* **GOAL**
Look through the data below. Collect every line where the word "fajlagos" occurs.

# # #

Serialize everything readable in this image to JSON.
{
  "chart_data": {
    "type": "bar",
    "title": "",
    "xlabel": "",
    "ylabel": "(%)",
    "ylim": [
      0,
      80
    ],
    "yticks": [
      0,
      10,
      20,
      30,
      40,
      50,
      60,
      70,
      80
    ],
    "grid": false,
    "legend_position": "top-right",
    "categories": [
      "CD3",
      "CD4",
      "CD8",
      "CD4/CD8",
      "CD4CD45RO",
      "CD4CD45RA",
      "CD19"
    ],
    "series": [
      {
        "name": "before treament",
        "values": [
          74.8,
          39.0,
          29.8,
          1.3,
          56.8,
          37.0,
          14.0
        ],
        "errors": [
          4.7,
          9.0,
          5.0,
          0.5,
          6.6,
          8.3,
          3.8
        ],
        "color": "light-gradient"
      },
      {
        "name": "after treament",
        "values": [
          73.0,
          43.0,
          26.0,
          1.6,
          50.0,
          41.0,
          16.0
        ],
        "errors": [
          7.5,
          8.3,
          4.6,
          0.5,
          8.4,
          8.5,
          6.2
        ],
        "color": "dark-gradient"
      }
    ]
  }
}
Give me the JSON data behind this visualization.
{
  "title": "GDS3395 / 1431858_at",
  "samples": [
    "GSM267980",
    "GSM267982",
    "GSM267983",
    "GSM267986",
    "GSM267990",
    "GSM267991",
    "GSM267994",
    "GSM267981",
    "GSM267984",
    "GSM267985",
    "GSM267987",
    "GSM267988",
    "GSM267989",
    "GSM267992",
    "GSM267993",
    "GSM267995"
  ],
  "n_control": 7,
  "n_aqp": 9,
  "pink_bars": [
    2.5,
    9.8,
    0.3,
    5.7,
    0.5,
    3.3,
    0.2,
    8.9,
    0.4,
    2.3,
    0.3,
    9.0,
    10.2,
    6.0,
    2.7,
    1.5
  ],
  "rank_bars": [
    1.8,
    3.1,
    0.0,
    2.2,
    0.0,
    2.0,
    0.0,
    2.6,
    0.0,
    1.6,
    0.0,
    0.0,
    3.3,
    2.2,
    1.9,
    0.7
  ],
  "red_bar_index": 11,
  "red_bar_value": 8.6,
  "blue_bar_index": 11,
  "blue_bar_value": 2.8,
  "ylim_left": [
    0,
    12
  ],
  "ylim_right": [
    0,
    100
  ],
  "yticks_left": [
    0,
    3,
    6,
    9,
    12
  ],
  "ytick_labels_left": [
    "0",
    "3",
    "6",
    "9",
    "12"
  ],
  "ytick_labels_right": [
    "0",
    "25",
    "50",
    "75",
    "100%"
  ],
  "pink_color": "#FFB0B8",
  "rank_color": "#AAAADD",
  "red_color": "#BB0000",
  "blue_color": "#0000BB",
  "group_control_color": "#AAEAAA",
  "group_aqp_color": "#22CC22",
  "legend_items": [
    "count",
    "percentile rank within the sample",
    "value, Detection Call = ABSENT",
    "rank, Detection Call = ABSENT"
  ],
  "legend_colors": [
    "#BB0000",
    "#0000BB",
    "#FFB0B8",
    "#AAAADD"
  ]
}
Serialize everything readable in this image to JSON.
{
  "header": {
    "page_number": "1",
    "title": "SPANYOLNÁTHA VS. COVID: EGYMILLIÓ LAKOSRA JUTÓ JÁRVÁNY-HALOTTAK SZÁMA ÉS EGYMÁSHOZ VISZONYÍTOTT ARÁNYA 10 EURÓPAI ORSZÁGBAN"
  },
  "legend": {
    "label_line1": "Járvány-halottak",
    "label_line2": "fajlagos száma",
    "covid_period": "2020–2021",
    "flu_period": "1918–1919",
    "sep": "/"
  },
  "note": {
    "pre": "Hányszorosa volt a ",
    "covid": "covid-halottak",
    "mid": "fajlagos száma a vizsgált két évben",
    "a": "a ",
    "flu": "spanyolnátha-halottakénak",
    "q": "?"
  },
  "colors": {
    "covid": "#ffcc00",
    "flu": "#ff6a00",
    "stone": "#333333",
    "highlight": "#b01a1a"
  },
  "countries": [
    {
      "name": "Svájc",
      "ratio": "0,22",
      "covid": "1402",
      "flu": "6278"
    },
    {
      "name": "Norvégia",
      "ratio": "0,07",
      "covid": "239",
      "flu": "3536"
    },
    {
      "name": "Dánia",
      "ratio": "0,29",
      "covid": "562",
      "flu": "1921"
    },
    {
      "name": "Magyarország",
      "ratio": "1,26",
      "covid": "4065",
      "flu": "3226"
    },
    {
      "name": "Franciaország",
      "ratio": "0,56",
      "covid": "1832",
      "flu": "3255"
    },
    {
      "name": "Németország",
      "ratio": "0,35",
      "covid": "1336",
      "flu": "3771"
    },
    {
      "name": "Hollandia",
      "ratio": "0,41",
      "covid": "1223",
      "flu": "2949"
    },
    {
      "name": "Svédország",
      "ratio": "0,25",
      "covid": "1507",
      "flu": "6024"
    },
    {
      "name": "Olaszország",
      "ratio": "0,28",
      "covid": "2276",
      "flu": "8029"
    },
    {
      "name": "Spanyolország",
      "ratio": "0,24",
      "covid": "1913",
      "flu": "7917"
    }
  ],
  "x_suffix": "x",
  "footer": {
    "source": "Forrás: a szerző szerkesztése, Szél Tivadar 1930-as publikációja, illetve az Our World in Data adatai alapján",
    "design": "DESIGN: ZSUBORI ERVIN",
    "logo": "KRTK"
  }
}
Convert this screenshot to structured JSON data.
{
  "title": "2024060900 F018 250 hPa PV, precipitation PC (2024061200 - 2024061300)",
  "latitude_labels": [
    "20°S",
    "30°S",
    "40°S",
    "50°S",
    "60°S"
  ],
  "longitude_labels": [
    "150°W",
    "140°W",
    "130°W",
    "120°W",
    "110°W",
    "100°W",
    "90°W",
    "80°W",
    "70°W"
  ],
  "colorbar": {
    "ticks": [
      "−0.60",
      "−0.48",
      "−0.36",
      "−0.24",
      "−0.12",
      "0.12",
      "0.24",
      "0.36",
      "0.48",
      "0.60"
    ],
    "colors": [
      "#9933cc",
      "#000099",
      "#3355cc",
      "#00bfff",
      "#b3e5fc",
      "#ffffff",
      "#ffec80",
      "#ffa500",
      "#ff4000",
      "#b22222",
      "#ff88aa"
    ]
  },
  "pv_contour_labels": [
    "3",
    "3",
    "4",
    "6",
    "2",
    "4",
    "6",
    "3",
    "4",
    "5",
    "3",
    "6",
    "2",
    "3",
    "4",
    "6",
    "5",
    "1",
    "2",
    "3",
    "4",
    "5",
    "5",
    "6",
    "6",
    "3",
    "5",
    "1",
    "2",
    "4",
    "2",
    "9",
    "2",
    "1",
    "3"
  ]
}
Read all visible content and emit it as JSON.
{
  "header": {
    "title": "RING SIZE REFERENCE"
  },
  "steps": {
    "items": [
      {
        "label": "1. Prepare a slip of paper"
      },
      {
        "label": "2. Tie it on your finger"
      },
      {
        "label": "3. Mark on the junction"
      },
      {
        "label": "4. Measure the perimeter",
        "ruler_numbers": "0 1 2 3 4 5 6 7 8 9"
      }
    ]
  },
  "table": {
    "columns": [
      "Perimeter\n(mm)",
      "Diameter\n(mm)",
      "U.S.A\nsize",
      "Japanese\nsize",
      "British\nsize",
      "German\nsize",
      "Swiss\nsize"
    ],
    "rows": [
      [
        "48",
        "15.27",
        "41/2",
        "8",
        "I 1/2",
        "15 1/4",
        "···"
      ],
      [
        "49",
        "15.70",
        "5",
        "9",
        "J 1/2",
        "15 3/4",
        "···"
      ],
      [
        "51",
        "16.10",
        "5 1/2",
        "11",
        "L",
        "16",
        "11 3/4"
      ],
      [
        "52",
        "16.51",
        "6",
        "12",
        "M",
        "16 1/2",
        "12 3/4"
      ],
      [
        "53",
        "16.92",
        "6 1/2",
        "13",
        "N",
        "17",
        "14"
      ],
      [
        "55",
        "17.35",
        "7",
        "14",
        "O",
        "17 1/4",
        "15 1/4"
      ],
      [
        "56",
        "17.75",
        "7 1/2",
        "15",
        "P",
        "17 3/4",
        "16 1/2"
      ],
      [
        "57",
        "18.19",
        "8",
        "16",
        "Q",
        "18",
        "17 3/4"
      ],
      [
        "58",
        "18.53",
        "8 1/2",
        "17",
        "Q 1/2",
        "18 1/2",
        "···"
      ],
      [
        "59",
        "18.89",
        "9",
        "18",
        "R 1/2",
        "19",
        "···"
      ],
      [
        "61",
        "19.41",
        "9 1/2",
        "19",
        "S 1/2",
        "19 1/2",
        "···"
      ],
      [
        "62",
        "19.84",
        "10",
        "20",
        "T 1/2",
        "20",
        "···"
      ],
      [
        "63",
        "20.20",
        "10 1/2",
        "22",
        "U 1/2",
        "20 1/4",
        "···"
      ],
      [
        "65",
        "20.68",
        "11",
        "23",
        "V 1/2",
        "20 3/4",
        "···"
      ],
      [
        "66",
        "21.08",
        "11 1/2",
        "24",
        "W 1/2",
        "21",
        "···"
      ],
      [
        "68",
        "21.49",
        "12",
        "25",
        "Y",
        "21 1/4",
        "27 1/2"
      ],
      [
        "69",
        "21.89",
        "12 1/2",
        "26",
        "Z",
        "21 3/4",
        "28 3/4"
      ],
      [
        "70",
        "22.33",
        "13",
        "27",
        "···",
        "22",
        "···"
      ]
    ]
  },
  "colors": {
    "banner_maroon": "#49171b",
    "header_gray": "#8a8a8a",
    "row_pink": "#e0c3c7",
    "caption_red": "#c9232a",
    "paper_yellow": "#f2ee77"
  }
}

# # #

* **RESPONSE TO THE TASK**
    "label_line2": "fajlagos száma",
    "mid": "fajlagos száma a vizsgált két évben",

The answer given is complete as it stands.